**How to complete this task:** Please rewrite the section of the beekeeping forum thread that begins with the words containing "no, diversity is" and ends with "genetics is complex.", putting "weak stock" wherever "poor stock" appears.
━━ Document passage
I think that, as more beekeepers actively select for survival in their local area, the diversity of localities in which we live potentially ensures much more genetic diversity than previous management practices.


----------



## Grid (Jun 5, 2009)

It's an interesting and, in my view, valid question.

The example I use is the Irish Potato Famine of 1845 - 1852. As I understand it, Ireland had mostly reduced its potato biodiversity down to two similar strains of potato, selected for various traits everyone agreed were beneficial (I'm guessing things like yield, flavor, etc...). 

Unfortunately both strains were susceptible to the same blight.

I try to maintain genetic diversity in my apiary - I have some feral, some local, some Buckfast, some Russian, some Italian from Hawaii, some local stock from Manitoba. That said, getting attacked every time you open a hive sucks, so I am re-queening one of my feral hives with some gentler local stock.

So am I maintaining genetic diversity, or contributing to the problem? I hope I'm striking a balance. I do still need to handle these creatures regularly after all.



Grid.


----------



## Tara (Jun 17, 2010)

I am also a fan of genetic diversity.

I can't contribute much at this point, being a beginner, but my long-term plan is to have a line of Russians, a line of Italians, and a line of 'local' swarm stock (if I can get one). Once I start making splits and nucs with different queens, I'll cull and choose the best among those lines, but unless one line is just useless I'd like all of them to contribute to my apiary. Instead of requeening all from one hive, I'll pick the best queen of each line to contribute to the yard. I know their original traits will breed out in a few generations, but they will not have started out closely related.

Oh yeah, and they don't get drugs so I'm choosing for hygenics at least!


----------



## B Reeves (Oct 2, 2009)

Mark, Diversity is allways a good thing, we breed our bees to live in an artificial environment to produce honey products, those undersirable genes will allways be there and new ones will be produced due to mutation, but lets keep it in perspective during you next dream sequence think about what your hives look like from the space station, we silly Humans, the bees will be here long after we are gone 
Bob


----------



## deknow (Jul 17, 2006)

no, diversity is not always a good thing.

for instance, if i had some poor stock (the kind that needs to be fed frames of honey and capped brood to maintain) and offered it to you to add to your own "diversity", would you consider that a good thing?

deknow


----------



## sqkcrk (Dec 10, 2005)

My point is that we don't know the value of what may appear to be poor stock, not really. It may contain some necassary genetic advantages that could be of use in the future. This is not to say that we shouldn't be improving our bees genetically. And I doubt that we will ever creat a bee that would be like the irish potatoe. Bee genetics is complex.
━━━━
━━ Data under study
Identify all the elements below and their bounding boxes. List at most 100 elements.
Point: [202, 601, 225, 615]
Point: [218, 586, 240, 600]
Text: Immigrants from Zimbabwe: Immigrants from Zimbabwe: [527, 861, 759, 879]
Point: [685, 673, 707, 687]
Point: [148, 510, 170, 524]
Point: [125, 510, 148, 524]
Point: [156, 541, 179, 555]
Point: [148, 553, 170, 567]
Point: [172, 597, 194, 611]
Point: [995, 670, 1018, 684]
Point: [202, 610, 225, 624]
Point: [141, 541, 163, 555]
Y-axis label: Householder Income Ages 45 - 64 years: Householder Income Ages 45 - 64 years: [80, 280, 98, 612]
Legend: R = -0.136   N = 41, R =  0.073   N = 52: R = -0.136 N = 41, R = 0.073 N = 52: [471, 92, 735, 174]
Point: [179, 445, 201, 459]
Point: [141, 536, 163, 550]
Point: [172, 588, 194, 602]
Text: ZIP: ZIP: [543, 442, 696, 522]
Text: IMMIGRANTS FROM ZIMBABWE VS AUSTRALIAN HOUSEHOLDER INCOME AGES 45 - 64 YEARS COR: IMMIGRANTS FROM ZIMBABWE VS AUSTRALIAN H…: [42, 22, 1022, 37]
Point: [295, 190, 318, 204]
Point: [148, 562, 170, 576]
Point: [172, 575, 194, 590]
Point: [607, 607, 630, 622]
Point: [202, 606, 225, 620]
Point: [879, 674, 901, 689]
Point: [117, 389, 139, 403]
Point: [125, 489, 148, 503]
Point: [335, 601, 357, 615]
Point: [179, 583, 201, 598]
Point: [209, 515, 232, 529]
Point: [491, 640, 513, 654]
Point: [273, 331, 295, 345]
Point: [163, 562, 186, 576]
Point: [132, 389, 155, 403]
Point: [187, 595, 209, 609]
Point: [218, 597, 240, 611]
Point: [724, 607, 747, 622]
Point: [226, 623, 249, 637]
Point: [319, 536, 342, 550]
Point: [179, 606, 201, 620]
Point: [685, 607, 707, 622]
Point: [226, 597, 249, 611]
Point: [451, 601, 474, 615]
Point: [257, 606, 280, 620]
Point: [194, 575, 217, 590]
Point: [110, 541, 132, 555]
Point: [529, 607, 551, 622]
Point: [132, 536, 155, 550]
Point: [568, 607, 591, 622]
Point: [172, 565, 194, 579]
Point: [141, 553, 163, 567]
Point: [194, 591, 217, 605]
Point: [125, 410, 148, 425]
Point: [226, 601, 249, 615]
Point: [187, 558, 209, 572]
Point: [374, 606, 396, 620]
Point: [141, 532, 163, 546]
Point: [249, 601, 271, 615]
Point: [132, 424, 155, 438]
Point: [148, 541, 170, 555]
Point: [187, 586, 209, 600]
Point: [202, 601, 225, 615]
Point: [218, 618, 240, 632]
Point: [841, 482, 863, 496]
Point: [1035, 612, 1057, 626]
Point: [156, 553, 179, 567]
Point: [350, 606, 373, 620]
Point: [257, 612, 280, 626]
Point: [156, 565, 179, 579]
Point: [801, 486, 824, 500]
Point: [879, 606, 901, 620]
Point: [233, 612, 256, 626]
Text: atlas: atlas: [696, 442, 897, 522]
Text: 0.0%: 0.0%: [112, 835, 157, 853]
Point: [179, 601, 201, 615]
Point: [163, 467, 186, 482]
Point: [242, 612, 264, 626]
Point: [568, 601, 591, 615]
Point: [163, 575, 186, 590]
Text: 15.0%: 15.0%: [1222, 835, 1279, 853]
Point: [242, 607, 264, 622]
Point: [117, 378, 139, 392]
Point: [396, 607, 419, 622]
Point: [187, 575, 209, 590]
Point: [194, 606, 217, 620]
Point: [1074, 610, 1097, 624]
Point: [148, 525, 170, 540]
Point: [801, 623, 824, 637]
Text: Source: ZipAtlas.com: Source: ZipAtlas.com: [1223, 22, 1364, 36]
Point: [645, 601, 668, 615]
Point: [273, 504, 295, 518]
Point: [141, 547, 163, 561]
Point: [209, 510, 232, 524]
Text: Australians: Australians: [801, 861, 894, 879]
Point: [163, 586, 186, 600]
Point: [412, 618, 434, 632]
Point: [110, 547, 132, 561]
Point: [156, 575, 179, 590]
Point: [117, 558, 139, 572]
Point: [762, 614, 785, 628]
━━━━
**Response area:**
no, diversity is not always a good thing.

for instance, if i had some weak stock (the kind that needs to be fed frames of honey and capped brood to maintain) and offered it to you to add to your own "diversity", would you consider that a good thing?

deknow


----------



## sqkcrk (Dec 10, 2005)

My point is that we don't know the value of what may appear to be weak stock, not really. It may contain some necassary genetic advantages that could be of use in the future. This is not to say that we shouldn't be improving our bees genetically. And I doubt that we will ever creat a bee that would be like the irish potatoe. Bee genetics is complex.